◆ WRITTEN INSTRUCTION:
Identify each line below that contains the word "about", and copy it out.

[Extracted records]
begin

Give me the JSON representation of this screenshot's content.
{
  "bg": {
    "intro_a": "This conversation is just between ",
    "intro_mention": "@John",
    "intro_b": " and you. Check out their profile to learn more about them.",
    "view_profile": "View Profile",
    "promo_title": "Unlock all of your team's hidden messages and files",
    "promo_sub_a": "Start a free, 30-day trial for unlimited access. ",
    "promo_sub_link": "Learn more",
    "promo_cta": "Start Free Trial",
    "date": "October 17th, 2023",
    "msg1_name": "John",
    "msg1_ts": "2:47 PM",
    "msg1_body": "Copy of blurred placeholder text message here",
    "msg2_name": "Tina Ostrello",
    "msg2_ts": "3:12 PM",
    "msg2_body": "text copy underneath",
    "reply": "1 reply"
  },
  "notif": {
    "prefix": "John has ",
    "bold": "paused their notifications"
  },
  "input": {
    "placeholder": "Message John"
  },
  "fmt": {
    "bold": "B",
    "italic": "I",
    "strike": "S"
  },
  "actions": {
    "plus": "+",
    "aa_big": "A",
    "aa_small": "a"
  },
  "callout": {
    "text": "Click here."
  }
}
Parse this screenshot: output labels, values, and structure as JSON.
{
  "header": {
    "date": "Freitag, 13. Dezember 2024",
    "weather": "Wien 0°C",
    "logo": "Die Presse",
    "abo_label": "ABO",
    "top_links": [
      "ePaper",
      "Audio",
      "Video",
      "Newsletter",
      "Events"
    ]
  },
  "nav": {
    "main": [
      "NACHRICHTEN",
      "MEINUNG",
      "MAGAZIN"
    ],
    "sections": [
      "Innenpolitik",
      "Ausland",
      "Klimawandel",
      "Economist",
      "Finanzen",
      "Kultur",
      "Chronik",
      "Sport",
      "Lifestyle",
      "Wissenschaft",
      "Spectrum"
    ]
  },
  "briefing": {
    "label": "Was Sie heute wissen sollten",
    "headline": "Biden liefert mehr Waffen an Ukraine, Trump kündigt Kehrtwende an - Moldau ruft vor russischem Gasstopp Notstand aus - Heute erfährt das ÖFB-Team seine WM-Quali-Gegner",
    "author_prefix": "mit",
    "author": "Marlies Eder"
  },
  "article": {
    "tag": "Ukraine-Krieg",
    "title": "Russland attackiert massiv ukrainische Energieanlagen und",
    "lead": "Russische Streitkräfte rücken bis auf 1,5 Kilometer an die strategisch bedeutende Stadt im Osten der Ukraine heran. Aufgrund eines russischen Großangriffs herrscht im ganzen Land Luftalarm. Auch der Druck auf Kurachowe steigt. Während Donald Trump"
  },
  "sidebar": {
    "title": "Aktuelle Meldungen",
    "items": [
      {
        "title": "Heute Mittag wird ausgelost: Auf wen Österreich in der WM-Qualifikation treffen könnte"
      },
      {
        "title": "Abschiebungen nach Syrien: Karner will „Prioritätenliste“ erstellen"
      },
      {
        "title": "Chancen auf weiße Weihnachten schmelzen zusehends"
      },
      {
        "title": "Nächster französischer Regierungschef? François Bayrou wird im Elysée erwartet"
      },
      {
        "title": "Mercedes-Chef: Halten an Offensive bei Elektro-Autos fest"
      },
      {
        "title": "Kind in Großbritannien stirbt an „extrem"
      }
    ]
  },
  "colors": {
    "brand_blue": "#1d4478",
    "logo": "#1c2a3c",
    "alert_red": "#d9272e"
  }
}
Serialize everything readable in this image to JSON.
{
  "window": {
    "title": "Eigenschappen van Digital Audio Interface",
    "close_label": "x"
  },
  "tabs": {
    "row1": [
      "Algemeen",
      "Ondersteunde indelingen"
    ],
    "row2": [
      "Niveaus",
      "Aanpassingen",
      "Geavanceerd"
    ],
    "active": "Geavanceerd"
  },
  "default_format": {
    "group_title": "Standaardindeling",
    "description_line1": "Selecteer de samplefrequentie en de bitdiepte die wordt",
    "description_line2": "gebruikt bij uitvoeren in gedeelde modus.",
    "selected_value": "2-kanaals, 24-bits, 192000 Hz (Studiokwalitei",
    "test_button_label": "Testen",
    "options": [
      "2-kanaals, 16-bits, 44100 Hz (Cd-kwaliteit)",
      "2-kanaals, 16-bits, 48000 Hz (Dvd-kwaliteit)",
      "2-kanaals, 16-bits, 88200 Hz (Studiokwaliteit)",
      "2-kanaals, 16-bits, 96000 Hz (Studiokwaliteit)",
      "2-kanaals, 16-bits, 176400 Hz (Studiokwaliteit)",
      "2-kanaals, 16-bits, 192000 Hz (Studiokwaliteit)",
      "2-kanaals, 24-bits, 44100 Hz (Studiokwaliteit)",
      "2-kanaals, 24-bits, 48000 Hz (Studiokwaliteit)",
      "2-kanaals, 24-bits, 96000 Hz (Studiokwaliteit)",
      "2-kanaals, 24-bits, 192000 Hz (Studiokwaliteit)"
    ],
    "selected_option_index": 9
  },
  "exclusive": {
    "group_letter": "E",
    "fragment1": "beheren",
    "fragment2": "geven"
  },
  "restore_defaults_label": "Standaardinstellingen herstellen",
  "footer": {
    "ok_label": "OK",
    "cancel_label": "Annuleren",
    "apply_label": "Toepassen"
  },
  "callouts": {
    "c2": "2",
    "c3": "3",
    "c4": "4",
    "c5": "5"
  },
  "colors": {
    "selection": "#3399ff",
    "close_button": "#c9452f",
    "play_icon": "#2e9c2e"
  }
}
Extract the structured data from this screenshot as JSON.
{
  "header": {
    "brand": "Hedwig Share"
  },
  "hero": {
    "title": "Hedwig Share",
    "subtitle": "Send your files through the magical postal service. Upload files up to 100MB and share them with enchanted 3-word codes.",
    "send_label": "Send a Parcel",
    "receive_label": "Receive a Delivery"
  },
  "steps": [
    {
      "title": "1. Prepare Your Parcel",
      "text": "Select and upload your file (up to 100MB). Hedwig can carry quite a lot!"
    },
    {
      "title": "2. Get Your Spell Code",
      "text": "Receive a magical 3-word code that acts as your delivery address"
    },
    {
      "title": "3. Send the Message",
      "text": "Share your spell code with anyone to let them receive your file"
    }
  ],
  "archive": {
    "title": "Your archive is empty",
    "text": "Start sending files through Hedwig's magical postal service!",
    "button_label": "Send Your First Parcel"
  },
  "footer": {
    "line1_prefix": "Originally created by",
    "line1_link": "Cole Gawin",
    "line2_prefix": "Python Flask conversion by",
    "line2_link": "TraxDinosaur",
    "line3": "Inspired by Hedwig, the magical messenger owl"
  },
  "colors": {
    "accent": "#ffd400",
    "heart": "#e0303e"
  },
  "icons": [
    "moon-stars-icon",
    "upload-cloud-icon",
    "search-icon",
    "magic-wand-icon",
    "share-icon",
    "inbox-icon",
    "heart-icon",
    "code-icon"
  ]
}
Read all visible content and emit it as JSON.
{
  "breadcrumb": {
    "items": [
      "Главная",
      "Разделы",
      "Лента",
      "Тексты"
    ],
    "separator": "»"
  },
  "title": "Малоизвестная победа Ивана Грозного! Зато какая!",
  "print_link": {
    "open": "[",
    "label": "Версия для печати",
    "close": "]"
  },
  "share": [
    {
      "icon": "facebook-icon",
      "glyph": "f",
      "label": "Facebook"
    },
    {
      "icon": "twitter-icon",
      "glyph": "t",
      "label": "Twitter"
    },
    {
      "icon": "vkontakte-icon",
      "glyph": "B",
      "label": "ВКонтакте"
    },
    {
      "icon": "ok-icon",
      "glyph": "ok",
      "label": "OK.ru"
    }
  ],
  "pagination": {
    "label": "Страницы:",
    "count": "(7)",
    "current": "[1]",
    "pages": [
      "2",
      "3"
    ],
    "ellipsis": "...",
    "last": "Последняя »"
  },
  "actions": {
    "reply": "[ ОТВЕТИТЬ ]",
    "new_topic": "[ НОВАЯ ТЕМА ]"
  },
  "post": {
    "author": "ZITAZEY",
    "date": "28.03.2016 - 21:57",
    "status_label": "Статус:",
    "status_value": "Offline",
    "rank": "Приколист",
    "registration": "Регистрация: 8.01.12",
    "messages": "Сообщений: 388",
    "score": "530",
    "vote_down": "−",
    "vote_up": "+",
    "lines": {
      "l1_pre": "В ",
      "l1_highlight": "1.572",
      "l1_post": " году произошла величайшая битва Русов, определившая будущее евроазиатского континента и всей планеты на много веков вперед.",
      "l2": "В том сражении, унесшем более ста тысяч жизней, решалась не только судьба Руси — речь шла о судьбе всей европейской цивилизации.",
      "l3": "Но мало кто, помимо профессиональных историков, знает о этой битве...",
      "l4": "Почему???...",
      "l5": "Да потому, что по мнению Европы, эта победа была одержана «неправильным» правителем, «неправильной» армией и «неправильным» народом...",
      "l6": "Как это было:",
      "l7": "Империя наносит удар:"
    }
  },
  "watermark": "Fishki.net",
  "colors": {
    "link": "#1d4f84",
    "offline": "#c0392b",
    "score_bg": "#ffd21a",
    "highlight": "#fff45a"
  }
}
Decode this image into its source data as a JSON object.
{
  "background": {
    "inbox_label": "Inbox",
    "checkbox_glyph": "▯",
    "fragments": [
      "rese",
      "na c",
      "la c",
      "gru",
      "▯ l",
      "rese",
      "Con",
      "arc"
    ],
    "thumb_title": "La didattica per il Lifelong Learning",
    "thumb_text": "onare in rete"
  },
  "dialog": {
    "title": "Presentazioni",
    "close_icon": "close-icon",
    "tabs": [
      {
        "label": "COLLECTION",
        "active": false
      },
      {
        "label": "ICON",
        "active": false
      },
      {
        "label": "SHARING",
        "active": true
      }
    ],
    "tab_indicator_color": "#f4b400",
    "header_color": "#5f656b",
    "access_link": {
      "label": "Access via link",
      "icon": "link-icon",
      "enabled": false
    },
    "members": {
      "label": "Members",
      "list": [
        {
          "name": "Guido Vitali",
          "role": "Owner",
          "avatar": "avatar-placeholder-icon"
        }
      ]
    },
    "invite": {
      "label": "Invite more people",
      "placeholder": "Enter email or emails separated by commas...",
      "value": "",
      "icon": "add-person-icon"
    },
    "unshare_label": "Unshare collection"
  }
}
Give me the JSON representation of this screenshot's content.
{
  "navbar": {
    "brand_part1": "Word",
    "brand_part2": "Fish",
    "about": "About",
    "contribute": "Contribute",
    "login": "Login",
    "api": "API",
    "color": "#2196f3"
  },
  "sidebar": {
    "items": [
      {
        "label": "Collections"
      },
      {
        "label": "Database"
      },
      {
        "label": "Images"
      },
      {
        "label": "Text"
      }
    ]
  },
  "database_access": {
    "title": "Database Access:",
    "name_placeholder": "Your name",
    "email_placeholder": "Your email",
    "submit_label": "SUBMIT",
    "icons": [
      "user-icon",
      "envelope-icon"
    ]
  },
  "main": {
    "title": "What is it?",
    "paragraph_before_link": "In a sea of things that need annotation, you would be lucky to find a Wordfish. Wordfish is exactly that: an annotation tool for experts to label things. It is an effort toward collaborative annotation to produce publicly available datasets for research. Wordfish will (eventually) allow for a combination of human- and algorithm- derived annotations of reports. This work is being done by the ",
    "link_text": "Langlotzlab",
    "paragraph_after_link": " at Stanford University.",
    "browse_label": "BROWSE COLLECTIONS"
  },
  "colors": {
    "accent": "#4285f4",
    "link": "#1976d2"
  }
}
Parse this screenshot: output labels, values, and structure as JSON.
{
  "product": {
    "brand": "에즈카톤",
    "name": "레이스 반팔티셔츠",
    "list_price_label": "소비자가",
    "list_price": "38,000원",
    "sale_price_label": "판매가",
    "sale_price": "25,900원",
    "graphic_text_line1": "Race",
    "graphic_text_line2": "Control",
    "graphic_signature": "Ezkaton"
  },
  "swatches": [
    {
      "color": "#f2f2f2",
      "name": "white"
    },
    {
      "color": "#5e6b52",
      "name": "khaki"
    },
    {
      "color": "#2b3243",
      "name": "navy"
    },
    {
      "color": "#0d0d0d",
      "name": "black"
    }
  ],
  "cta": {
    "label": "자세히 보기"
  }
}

end

◆ RESULT OF THE EXERCISE:
    "intro_b": " and you. Check out their profile to learn more about them.",
    "about": "About",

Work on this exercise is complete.